__DATASET RECORDS__
────────────────────

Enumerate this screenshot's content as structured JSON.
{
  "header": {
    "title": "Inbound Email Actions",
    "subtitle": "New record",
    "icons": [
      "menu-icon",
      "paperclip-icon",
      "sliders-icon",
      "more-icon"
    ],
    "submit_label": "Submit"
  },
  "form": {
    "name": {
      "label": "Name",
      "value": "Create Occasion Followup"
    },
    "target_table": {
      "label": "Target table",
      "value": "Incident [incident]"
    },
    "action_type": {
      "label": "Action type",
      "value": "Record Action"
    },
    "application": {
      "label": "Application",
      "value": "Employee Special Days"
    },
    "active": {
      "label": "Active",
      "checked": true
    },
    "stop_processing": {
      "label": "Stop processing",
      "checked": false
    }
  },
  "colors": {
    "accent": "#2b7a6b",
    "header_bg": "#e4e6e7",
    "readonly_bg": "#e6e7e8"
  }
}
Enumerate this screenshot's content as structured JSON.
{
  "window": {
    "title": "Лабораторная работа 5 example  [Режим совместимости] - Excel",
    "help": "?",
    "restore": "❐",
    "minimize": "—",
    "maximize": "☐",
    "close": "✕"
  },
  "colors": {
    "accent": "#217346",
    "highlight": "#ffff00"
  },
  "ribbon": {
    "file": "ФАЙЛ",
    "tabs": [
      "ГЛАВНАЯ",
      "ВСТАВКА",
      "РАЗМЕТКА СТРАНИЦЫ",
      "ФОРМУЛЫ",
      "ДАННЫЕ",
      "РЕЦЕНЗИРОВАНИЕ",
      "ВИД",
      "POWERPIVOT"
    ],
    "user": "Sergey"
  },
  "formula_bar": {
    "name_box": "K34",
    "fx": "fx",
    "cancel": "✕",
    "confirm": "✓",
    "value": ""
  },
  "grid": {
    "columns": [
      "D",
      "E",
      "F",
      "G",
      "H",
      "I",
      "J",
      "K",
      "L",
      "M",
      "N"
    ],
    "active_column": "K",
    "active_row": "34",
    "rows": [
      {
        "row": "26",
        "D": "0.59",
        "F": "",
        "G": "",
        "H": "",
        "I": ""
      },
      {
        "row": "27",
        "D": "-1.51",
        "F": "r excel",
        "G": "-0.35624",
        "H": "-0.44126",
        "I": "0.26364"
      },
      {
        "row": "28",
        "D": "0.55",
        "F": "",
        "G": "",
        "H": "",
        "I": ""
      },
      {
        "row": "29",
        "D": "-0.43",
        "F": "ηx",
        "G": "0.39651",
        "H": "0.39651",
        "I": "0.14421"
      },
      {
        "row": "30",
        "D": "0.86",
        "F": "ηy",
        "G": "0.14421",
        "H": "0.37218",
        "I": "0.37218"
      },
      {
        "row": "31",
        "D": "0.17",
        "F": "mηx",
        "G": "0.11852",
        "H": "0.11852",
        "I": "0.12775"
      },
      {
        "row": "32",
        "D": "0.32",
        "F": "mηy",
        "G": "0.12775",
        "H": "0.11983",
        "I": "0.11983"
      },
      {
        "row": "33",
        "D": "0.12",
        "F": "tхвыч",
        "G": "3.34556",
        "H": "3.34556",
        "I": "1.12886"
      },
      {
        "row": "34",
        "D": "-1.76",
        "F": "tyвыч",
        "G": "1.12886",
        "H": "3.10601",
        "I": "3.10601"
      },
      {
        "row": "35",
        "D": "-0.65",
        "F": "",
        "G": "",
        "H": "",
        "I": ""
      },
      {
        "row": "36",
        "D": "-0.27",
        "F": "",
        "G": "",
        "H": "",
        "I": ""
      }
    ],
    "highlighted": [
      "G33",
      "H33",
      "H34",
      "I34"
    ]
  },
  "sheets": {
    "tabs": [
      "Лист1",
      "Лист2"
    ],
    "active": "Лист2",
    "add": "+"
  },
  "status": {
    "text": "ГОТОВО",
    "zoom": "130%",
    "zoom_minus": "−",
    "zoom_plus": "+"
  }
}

────────────────────

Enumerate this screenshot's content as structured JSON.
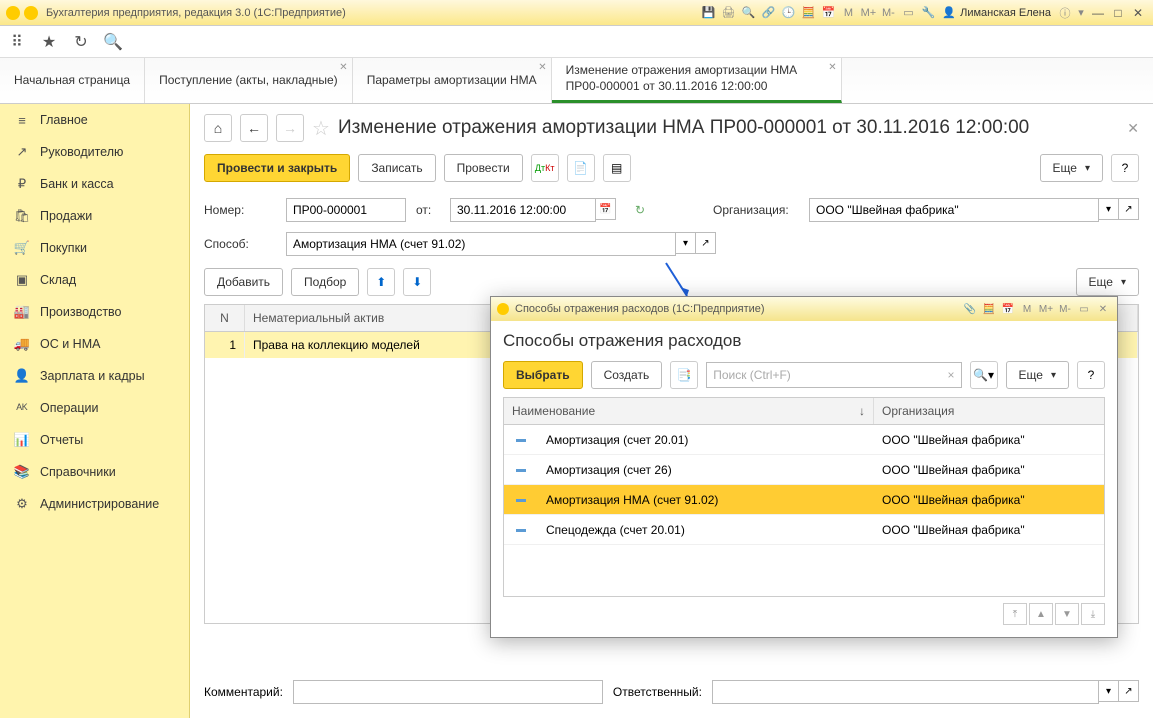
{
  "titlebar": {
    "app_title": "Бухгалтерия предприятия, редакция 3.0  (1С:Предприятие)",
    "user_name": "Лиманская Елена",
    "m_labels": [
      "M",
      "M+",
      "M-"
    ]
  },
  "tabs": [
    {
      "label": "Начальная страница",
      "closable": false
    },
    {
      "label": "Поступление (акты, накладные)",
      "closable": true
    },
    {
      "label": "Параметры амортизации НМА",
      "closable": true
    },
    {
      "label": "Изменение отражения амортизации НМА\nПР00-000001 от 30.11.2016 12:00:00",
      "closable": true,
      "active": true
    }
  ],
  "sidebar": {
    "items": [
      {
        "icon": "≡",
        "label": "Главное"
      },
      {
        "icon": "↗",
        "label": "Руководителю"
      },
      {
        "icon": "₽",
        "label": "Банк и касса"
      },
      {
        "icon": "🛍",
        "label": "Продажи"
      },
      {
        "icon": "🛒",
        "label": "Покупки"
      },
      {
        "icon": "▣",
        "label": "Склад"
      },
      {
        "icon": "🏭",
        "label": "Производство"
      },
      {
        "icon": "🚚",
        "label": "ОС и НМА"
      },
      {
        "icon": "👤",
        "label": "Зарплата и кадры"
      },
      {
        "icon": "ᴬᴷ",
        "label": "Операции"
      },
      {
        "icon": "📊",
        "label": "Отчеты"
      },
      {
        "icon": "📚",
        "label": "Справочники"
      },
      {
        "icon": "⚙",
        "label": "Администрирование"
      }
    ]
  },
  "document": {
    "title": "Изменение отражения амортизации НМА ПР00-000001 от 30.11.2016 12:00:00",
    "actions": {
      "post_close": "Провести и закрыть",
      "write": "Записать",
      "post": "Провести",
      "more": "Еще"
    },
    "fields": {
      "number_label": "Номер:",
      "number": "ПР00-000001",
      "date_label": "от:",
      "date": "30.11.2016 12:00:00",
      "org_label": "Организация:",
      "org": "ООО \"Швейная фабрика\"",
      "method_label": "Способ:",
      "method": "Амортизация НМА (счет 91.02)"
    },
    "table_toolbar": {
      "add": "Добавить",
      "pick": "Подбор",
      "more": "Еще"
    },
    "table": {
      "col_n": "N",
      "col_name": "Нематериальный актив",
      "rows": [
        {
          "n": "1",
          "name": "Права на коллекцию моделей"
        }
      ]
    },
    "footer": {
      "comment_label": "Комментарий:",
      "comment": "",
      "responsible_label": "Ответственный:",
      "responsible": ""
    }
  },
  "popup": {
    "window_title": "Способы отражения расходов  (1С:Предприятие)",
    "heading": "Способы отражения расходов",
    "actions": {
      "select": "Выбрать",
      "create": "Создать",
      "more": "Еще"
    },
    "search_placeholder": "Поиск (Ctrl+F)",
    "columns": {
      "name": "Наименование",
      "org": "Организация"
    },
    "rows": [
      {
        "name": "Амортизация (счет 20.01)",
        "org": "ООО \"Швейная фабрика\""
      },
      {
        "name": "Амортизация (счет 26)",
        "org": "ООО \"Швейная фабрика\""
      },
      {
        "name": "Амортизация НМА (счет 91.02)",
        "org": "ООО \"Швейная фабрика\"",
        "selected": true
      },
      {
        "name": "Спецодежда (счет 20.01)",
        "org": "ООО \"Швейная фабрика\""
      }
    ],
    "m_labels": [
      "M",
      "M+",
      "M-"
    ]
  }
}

────────────────────

__TASK__
Isolate each line of the listing above that includes "closable". Copy it.

__ANSWER FOR THE TASK__
      "closable": false
      "closable": true
      "closable": true
      "closable": true,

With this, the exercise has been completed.